**Short exercise**
Every entry needs to be reproduced exactly.

**The data**
-*-*-

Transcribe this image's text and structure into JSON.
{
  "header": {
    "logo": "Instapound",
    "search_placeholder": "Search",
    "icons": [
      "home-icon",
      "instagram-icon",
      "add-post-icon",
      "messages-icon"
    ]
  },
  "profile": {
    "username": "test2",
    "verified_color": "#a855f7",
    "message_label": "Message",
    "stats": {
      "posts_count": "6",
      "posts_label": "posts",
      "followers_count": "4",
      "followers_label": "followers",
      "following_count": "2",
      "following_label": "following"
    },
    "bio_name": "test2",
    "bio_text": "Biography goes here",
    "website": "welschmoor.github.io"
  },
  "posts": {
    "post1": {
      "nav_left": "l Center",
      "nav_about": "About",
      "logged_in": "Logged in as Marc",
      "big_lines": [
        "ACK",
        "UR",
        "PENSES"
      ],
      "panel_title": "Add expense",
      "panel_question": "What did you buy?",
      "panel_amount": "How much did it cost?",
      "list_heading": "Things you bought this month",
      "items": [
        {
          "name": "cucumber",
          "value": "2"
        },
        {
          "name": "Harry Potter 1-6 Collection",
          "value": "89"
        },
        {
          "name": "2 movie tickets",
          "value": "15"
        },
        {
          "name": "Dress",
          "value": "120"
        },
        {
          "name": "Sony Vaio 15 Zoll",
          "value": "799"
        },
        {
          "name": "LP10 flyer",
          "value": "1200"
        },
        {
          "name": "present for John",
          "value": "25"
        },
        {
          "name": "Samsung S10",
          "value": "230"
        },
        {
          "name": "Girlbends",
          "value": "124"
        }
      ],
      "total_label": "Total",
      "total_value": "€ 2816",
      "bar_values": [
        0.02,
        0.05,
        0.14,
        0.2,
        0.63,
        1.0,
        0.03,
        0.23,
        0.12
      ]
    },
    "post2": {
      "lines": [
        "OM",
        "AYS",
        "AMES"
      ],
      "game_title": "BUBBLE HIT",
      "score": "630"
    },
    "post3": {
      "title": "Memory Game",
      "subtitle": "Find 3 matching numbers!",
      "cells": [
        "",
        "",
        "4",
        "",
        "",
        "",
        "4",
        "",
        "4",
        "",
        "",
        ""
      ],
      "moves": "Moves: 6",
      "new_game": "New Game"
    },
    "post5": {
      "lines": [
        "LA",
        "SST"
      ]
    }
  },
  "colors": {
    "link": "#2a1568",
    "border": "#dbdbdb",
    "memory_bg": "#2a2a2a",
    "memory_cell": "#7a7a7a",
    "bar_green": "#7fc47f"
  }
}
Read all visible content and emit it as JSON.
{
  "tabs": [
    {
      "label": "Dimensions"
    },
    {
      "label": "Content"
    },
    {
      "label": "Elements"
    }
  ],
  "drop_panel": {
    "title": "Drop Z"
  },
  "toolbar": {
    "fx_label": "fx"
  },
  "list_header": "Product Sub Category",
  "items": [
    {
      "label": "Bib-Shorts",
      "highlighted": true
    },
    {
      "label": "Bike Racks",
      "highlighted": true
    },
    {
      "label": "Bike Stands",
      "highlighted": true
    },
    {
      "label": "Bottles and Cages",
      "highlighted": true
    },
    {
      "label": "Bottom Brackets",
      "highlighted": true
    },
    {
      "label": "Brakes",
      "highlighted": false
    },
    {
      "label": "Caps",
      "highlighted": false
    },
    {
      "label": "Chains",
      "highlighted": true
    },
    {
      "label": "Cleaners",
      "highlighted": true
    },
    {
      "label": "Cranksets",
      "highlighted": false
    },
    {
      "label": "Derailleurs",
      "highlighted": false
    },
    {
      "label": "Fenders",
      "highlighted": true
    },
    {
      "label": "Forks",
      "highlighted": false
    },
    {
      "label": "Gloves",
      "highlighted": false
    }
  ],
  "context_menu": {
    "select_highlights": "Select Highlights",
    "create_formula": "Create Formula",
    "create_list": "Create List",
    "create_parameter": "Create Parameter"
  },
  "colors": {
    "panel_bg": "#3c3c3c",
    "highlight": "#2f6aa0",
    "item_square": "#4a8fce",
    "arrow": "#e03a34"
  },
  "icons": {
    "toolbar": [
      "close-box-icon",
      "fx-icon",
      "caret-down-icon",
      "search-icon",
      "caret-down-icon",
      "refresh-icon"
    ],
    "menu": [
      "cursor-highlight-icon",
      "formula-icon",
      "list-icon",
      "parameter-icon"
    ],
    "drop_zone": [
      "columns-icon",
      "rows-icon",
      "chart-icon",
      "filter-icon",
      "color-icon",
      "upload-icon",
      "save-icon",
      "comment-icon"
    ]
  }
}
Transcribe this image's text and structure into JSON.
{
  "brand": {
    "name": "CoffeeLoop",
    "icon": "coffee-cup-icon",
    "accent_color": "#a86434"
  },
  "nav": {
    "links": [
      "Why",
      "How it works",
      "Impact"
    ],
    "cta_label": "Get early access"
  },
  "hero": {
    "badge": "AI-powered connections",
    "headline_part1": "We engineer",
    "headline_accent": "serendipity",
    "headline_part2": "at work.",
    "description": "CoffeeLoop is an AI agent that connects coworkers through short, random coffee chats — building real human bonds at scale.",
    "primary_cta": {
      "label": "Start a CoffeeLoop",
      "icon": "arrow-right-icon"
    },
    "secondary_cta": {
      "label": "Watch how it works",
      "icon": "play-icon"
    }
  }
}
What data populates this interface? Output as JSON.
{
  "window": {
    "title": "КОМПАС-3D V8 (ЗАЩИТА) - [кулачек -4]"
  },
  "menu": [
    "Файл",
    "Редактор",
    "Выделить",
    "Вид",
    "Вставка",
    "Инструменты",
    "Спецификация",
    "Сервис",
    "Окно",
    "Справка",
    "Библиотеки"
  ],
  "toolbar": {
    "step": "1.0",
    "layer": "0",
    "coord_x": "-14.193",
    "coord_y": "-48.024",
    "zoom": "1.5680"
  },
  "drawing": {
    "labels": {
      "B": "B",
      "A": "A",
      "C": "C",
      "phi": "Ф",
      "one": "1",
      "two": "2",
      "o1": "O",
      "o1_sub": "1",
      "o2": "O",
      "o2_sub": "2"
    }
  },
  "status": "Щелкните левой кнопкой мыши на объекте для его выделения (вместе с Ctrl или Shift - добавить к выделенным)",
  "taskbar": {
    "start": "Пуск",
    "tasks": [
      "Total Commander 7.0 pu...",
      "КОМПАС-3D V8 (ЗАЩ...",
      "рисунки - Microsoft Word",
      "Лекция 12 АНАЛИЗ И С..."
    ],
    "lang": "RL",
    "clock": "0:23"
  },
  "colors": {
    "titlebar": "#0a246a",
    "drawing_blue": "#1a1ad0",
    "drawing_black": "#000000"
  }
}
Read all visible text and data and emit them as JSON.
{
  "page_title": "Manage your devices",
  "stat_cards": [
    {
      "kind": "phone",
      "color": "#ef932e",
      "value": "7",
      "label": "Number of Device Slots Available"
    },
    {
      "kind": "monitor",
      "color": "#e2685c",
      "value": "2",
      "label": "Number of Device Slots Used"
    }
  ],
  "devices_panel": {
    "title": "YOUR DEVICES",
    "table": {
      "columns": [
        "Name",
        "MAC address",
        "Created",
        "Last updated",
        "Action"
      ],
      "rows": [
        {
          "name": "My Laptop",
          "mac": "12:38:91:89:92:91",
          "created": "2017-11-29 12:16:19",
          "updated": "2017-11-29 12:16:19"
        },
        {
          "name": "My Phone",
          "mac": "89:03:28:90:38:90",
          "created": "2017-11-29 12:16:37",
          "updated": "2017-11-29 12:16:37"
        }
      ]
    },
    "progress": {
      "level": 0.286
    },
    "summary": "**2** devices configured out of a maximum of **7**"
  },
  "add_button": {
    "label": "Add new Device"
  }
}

-*-*-

**Task output**
Transcribe this image's text and structure into JSON.
{
  "header": {
    "logo": "Instapound",
    "search_placeholder": "Search",
    "icons": [
      "home-icon",
      "instagram-icon",
      "add-post-icon",
      "messages-icon"
    ]
  },
  "profile": {
    "username": "test2",
    "verified_color": "#a855f7",
    "message_label": "Message",
    "stats": {
      "posts_count": "6",
      "posts_label": "posts",
      "followers_count": "4",
      "followers_label": "followers",
      "following_count": "2",
      "following_label": "following"
    },
    "bio_name": "test2",
    "bio_text": "Biography goes here",
    "website": "welschmoor.github.io"
  },
  "posts": {
    "post1": {
      "nav_left": "l Center",
      "nav_about": "About",
      "logged_in": "Logged in as Marc",
      "big_lines": [
        "ACK",
        "UR",
        "PENSES"
      ],
      "panel_title": "Add expense",
      "panel_question": "What did you buy?",
      "panel_amount": "How much did it cost?",
      "list_heading": "Things you bought this month",
      "items": [
        {
          "name": "cucumber",
          "value": "2"
        },
        {
          "name": "Harry Potter 1-6 Collection",
          "value": "89"
        },
        {
          "name": "2 movie tickets",
          "value": "15"
        },
        {
          "name": "Dress",
          "value": "120"
        },
        {
          "name": "Sony Vaio 15 Zoll",
          "value": "799"
        },
        {
          "name": "LP10 flyer",
          "value": "1200"
        },
        {
          "name": "present for John",
          "value": "25"
        },
        {
          "name": "Samsung S10",
          "value": "230"
        },
        {
          "name": "Girlbends",
          "value": "124"
        }
      ],
      "total_label": "Total",
      "total_value": "€ 2816",
      "bar_values": [
        0.02,
        0.05,
        0.14,
        0.2,
        0.63,
        1.0,
        0.03,
        0.23,
        0.12
      ]
    },
    "post2": {
      "lines": [
        "OM",
        "AYS",
        "AMES"
      ],
      "game_title": "BUBBLE HIT",
      "score": "630"
    },
    "post3": {
      "title": "Memory Game",
      "subtitle": "Find 3 matching numbers!",
      "cells": [
        "",
        "",
        "4",
        "",
        "",
        "",
        "4",
        "",
        "4",
        "",
        "",
        ""
      ],
      "moves": "Moves: 6",
      "new_game": "New Game"
    },
    "post5": {
      "lines": [
        "LA",
        "SST"
      ]
    }
  },
  "colors": {
    "link": "#2a1568",
    "border": "#dbdbdb",
    "memory_bg": "#2a2a2a",
    "memory_cell": "#7a7a7a",
    "bar_green": "#7fc47f"
  }
}
Read all visible content and emit it as JSON.
{
  "tabs": [
    {
      "label": "Dimensions"
    },
    {
      "label": "Content"
    },
    {
      "label": "Elements"
    }
  ],
  "drop_panel": {
    "title": "Drop Z"
  },
  "toolbar": {
    "fx_label": "fx"
  },
  "list_header": "Product Sub Category",
  "items": [
    {
      "label": "Bib-Shorts",
      "highlighted": true
    },
    {
      "label": "Bike Racks",
      "highlighted": true
    },
    {
      "label": "Bike Stands",
      "highlighted": true
    },
    {
      "label": "Bottles and Cages",
      "highlighted": true
    },
    {
      "label": "Bottom Brackets",
      "highlighted": true
    },
    {
      "label": "Brakes",
      "highlighted": false
    },
    {
      "label": "Caps",
      "highlighted": false
    },
    {
      "label": "Chains",
      "highlighted": true
    },
    {
      "label": "Cleaners",
      "highlighted": true
    },
    {
      "label": "Cranksets",
      "highlighted": false
    },
    {
      "label": "Derailleurs",
      "highlighted": false
    },
    {
      "label": "Fenders",
      "highlighted": true
    },
    {
      "label": "Forks",
      "highlighted": false
    },
    {
      "label": "Gloves",
      "highlighted": false
    }
  ],
  "context_menu": {
    "select_highlights": "Select Highlights",
    "create_formula": "Create Formula",
    "create_list": "Create List",
    "create_parameter": "Create Parameter"
  },
  "colors": {
    "panel_bg": "#3c3c3c",
    "highlight": "#2f6aa0",
    "item_square": "#4a8fce",
    "arrow": "#e03a34"
  },
  "icons": {
    "toolbar": [
      "close-box-icon",
      "fx-icon",
      "caret-down-icon",
      "search-icon",
      "caret-down-icon",
      "refresh-icon"
    ],
    "menu": [
      "cursor-highlight-icon",
      "formula-icon",
      "list-icon",
      "parameter-icon"
    ],
    "drop_zone": [
      "columns-icon",
      "rows-icon",
      "chart-icon",
      "filter-icon",
      "color-icon",
      "upload-icon",
      "save-icon",
      "comment-icon"
    ]
  }
}
Transcribe this image's text and structure into JSON.
{
  "brand": {
    "name": "CoffeeLoop",
    "icon": "coffee-cup-icon",
    "accent_color": "#a86434"
  },
  "nav": {
    "links": [
      "Why",
      "How it works",
      "Impact"
    ],
    "cta_label": "Get early access"
  },
  "hero": {
    "badge": "AI-powered connections",
    "headline_part1": "We engineer",
    "headline_accent": "serendipity",
    "headline_part2": "at work.",
    "description": "CoffeeLoop is an AI agent that connects coworkers through short, random coffee chats — building real human bonds at scale.",
    "primary_cta": {
      "label": "Start a CoffeeLoop",
      "icon": "arrow-right-icon"
    },
    "secondary_cta": {
      "label": "Watch how it works",
      "icon": "play-icon"
    }
  }
}
What data populates this interface? Output as JSON.
{
  "window": {
    "title": "КОМПАС-3D V8 (ЗАЩИТА) - [кулачек -4]"
  },
  "menu": [
    "Файл",
    "Редактор",
    "Выделить",
    "Вид",
    "Вставка",
    "Инструменты",
    "Спецификация",
    "Сервис",
    "Окно",
    "Справка",
    "Библиотеки"
  ],
  "toolbar": {
    "step": "1.0",
    "layer": "0",
    "coord_x": "-14.193",
    "coord_y": "-48.024",
    "zoom": "1.5680"
  },
  "drawing": {
    "labels": {
      "B": "B",
      "A": "A",
      "C": "C",
      "phi": "Ф",
      "one": "1",
      "two": "2",
      "o1": "O",
      "o1_sub": "1",
      "o2": "O",
      "o2_sub": "2"
    }
  },
  "status": "Щелкните левой кнопкой мыши на объекте для его выделения (вместе с Ctrl или Shift - добавить к выделенным)",
  "taskbar": {
    "start": "Пуск",
    "tasks": [
      "Total Commander 7.0 pu...",
      "КОМПАС-3D V8 (ЗАЩ...",
      "рисунки - Microsoft Word",
      "Лекция 12 АНАЛИЗ И С..."
    ],
    "lang": "RL",
    "clock": "0:23"
  },
  "colors": {
    "titlebar": "#0a246a",
    "drawing_blue": "#1a1ad0",
    "drawing_black": "#000000"
  }
}
Read all visible text and data and emit them as JSON.
{
  "page_title": "Manage your devices",
  "stat_cards": [
    {
      "kind": "phone",
      "color": "#ef932e",
      "value": "7",
      "label": "Number of Device Slots Available"
    },
    {
      "kind": "monitor",
      "color": "#e2685c",
      "value": "2",
      "label": "Number of Device Slots Used"
    }
  ],
  "devices_panel": {
    "title": "YOUR DEVICES",
    "table": {
      "columns": [
        "Name",
        "MAC address",
        "Created",
        "Last updated",
        "Action"
      ],
      "rows": [
        {
          "name": "My Laptop",
          "mac": "12:38:91:89:92:91",
          "created": "2017-11-29 12:16:19",
          "updated": "2017-11-29 12:16:19"
        },
        {
          "name": "My Phone",
          "mac": "89:03:28:90:38:90",
          "created": "2017-11-29 12:16:37",
          "updated": "2017-11-29 12:16:37"
        }
      ]
    },
    "progress": {
      "level": 0.286
    },
    "summary": "**2** devices configured out of a maximum of **7**"
  },
  "add_button": {
    "label": "Add new Device"
  }
}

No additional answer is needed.